** START PROVIDED DATA **

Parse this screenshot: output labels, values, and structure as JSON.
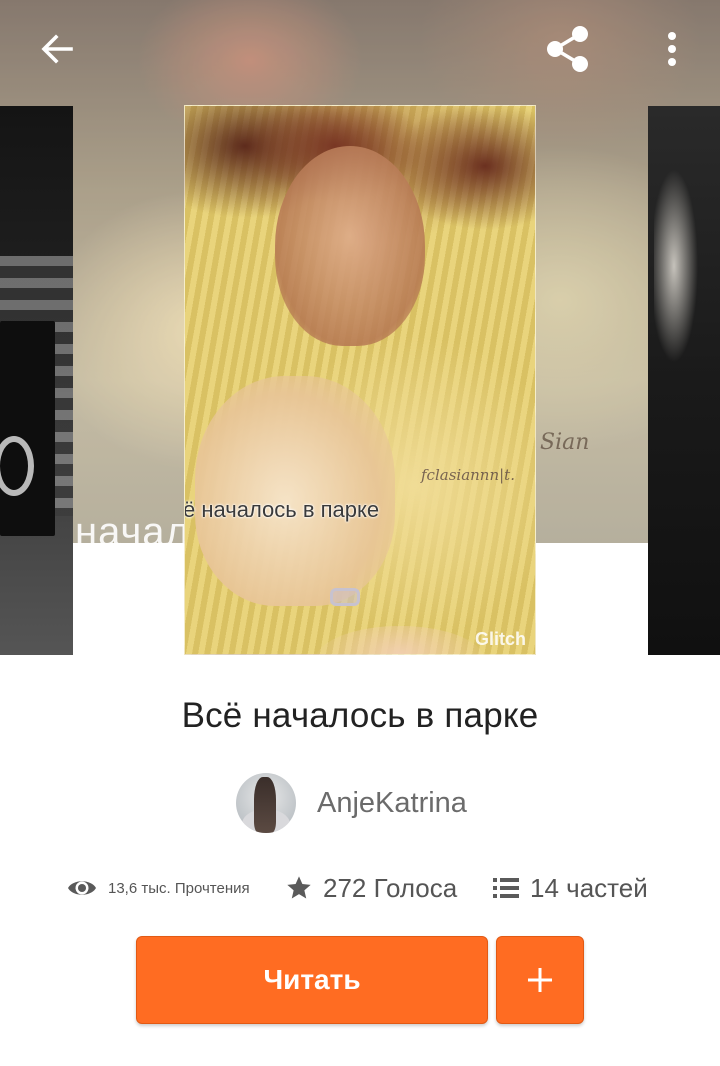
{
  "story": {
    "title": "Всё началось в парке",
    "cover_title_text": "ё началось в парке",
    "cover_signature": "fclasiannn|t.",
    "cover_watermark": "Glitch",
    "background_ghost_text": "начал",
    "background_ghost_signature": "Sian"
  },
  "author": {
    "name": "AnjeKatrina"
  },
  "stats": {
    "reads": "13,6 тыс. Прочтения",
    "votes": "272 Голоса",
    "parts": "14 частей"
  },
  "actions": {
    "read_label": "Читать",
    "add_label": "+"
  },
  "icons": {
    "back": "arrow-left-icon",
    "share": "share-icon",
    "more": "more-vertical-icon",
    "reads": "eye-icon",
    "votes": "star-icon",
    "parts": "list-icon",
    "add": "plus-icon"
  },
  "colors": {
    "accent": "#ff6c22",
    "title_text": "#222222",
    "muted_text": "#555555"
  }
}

** END PROVIDED DATA **
** START PROVIDED DATA **

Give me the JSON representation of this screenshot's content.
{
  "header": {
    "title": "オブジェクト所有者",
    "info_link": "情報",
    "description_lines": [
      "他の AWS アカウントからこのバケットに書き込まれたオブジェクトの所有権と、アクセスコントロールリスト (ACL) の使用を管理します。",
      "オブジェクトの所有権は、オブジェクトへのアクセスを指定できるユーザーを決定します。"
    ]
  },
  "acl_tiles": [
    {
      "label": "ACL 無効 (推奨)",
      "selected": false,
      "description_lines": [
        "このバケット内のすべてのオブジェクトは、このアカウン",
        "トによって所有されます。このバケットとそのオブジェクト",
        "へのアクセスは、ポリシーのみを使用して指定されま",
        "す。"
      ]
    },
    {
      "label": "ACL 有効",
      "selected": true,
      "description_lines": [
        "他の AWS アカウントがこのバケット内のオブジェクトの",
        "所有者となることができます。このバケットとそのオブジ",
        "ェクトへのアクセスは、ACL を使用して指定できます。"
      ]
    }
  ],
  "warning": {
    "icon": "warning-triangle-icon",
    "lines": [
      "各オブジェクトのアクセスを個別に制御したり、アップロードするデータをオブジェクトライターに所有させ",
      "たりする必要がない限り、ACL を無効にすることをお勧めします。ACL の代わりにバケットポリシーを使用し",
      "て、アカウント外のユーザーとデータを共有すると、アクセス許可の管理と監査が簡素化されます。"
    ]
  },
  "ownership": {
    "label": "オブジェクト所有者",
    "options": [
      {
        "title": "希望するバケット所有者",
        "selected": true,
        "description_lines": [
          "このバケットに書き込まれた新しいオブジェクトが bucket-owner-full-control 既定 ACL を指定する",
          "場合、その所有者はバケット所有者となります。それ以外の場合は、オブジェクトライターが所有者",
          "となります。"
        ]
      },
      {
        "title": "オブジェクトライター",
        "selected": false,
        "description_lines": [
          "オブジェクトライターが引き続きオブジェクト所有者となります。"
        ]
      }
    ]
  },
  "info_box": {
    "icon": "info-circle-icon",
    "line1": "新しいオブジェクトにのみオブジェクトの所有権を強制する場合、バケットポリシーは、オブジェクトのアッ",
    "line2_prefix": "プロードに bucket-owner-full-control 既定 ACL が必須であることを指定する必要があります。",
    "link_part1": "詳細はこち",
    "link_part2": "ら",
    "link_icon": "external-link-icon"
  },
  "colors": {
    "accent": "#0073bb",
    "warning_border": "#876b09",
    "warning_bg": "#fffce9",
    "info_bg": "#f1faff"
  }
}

** END PROVIDED DATA **

Scan the material above. Extract every line in which the word "control" occurs.

          "このバケットに書き込まれた新しいオブジェクトが bucket-owner-full-control 既定 ACL を指定する",
    "line2_prefix": "プロードに bucket-owner-full-control 既定 ACL が必須であることを指定する必要があります。",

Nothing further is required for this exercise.